BEGIN Selected text

The Retirement Home
of Tom Plant and Olive Dewey Plant

After retiring from business in 1910, Tom Plant travelled in Europe. He took his brother's daughter, Amy Plant, with him. According to a family story—repeated as credible by historian, Barry Rodrique—while on their travels, she told him about the Ossipee mountains setting in which he would build Lucknow a few years later. She declared that Ossipee Park on Mount Shaw, north of Lake Winnipesaukee in New Hampshire, was more beautiful than any countryside they had toured in Europe. He was so taken by her sincerity, that he telegramed instructions to his brother to buy the park; which his brother did. When he returned from Europe and visited his new property for the first time, he decided to build his retirement home on Mount Roberts.

Tom Plant met Olive Cornelia Dewey in the summer 1912 in France. Although he was still married to his first wife, they divorced in the fall 1912. His future (and second) wife was a tall, attractive, and educated woman from a banking family in Toulon, Illinois (approximately 115 miles southwest of Chicago). She graduated from Wellesley College for women in 1905. The couple married shortly after the divorce was granted. The took a honeymoon trip to Europe in the spring 1913. John Dewey, Olive's nephew by her brother Phil, believes that “Uncle Tom” and “Aunt Olive” eloped and were married in New Jersey.{1} Olive Dewey Plant would provide most of the informal reminiscences from which we reconstruct the history of the Lucknow estate.

END Selected text
BEGIN Dataset excerpt

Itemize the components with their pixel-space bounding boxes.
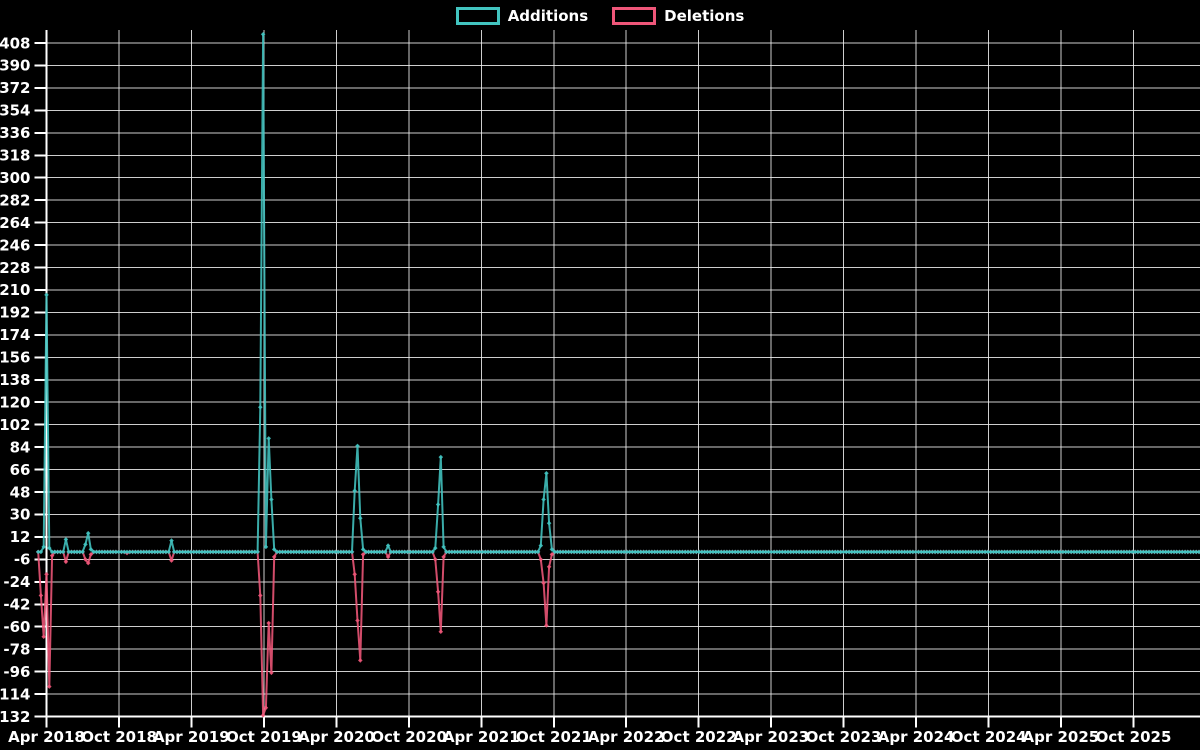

END Dataset excerpt

Challenges »
1 – In the text on the Plant retirement home, which college did Olive Cornelia Dewey graduate from, and in what year?
2 – Write the next part of the text on the retirement home of Tom Plant and Olive Dewey Plant, starting after its final sentence.
The material that comes after the text is separate from it.

Task answers »
1 – Wellesley College, in 1905.

2 –
Tom Plant, Olive Dewey Plant, William Plant
Left to right: Tom Plant, Olive Dewey Plant, William Plant (Before 1934)

Prior to Tom Plant's purchase of Ossipee Park, the land had a succession of owners. In the nineteenth century, the land was worked by a farming family, whose cemetery remains on the property. They must have originally cleared the fields that would later be used for recreation. Later owners included a Massachusetts industrialist, who built a large home below the rocky summit of Mount Shaw, and a pair of Brooklyn women, who operated a resort hotel on the property.

The improvements of the prior owners were removed when Tom prepared the property for building. He burned the resort hotel (Aelahka Hall). He removed guest cottages from the fields where he would build his golf course. He also continued to acquire small farms near his property, until the estate reached about 6500 acres, from the Ossipee Range to the shore of Lake Winnepesaukee. He and Olive lived in a home near the growing estate, while the house, Lucknow, was being built.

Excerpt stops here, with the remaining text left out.